→ What to do
a) Copy word for word the passage of the Spring Ridge Commons text starting at "Linda Chan’s Response" and ending at "does it mean?".
b) Write the next part of the Spring Ridge Commons text, carrying it on from its final line.

→ Source text
Answer to Question posed to Linda by Amy Zidulka – “What Motivate You to be Involved with Spring Ridge Commons?”

Linda joined Transition Victoria because she was concerned about the effects of Climate Change and Global Warming and wanted to be part of a group of people who were working together for a resilient, positive (constructive) and sustainable future.  Spring Ridge Commons was and is the project she took on to manifest this vision:  More specifically,

–  Stewarding  + protecting  a viable community urban permaculture garden/food forest and showing what is possible in the way of local food sustainability, community building and art + music in a open community space.

–  Bee Garden, Garry Oak Meadow, Native Plant Garden, and  Food Garden are all important elements in this garden and could show what is possible in someone’s front or back yard.

–  On-site processing of garden waste  combined with growing of food is happening in a few areas of the garden.

–  Sheet mulching with cardboard with leaf mulch and /or  wood chips to keep plant growth in check and to create pathways in the garden.

– Co-creating a garden where people can enjoy being in nature and at the same time provide a cultivated wild habitat for bees, birds and other insects to thrive.    When people are in nature, they become more connected to the world around them – they are more willing to help and support each other.

– Creating an community green space where children can experience free and unstructured play in a natural environment.   A general consensus exists in the scientific community that we will face tremendous environmental challenges in the years ahead. To overcome those challenges, we will need people who not only understand the earth, but also care about it. Research shows that nature play is crucial for developing just this sort of person. By spending time in direct contact with the environment, children have the positive experiences that may precondition them to caring about the natural world later in life.



Linda Chan’s Response to Lee Herrin’s Perspective of Spring Ridge Commons



Topic for students to  explore relating to Spring Ridge Commons:

Tragedy of the Commons:

Explore Tragedy of the Commons in light of  Collective (Shared) Responsibility…….

  •  Where did the term “Tragedy of the Commons” come from and what does it mean?

→ Excerpted data
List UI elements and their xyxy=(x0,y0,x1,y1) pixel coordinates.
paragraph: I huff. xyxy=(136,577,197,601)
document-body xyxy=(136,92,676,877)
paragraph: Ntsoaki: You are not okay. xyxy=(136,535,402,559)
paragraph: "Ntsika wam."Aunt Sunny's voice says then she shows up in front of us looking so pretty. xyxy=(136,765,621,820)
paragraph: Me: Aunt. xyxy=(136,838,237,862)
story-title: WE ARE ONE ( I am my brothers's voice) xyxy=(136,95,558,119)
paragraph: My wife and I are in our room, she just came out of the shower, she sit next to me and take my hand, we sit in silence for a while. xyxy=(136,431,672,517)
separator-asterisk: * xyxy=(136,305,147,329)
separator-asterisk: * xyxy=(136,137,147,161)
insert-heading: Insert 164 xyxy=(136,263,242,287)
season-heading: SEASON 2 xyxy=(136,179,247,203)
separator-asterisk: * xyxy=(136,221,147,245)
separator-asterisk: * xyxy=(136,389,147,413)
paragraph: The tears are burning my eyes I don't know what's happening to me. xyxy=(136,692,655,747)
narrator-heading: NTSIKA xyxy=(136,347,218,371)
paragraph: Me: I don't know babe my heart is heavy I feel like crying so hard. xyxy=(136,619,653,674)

→ Expected results
a)
Linda Chan’s Response to Lee Herrin’s Perspective of Spring Ridge Commons



Topic for students to  explore relating to Spring Ridge Commons:

Tragedy of the Commons:

Explore Tragedy of the Commons in light of  Collective (Shared) Responsibility…….

  •  Where did the term “Tragedy of the Commons” come from and what does it mean?

b)
This is the title of a 1968 Science Magazine article by Dr. Garrett Hardin.  What stuck was the idea that, because each of us is motivated to pursue our immediate self-interest, anything held “in common” gets trashed — even though the effect is to mess the whole thing up for everyone.

Background information for further exploration:

Dr. Elinor Ostrom received a Nobel Prize in economics for showing the conditions under which commons do work:   when participants make and enforce fair rules for their use.  Certainly, we know that commons fails – as global climate chaos proves – when power imbalances are so extreme that it’s not possible to hold each other accountable.  Part of the problem is that when a small minority is in control, the rest of us can feel “off the hook” and fail at the basic human task of protecting what we love.

The point of commons care is to prevent harm before it occurs.  And an eco-mind can help, shifting our way of seeing from the dominant way of thinking about solutions — doing less harm to something outside of us to that of alignment within our ecological home.  We come to see natural treasures no longer as merely divisible property but as gifts protected by boundaries we create and honor, knowing that all life depends on their integrity.

In this shift, we come to value what we share as much as what we own, what keeps us alive as much as we exchange.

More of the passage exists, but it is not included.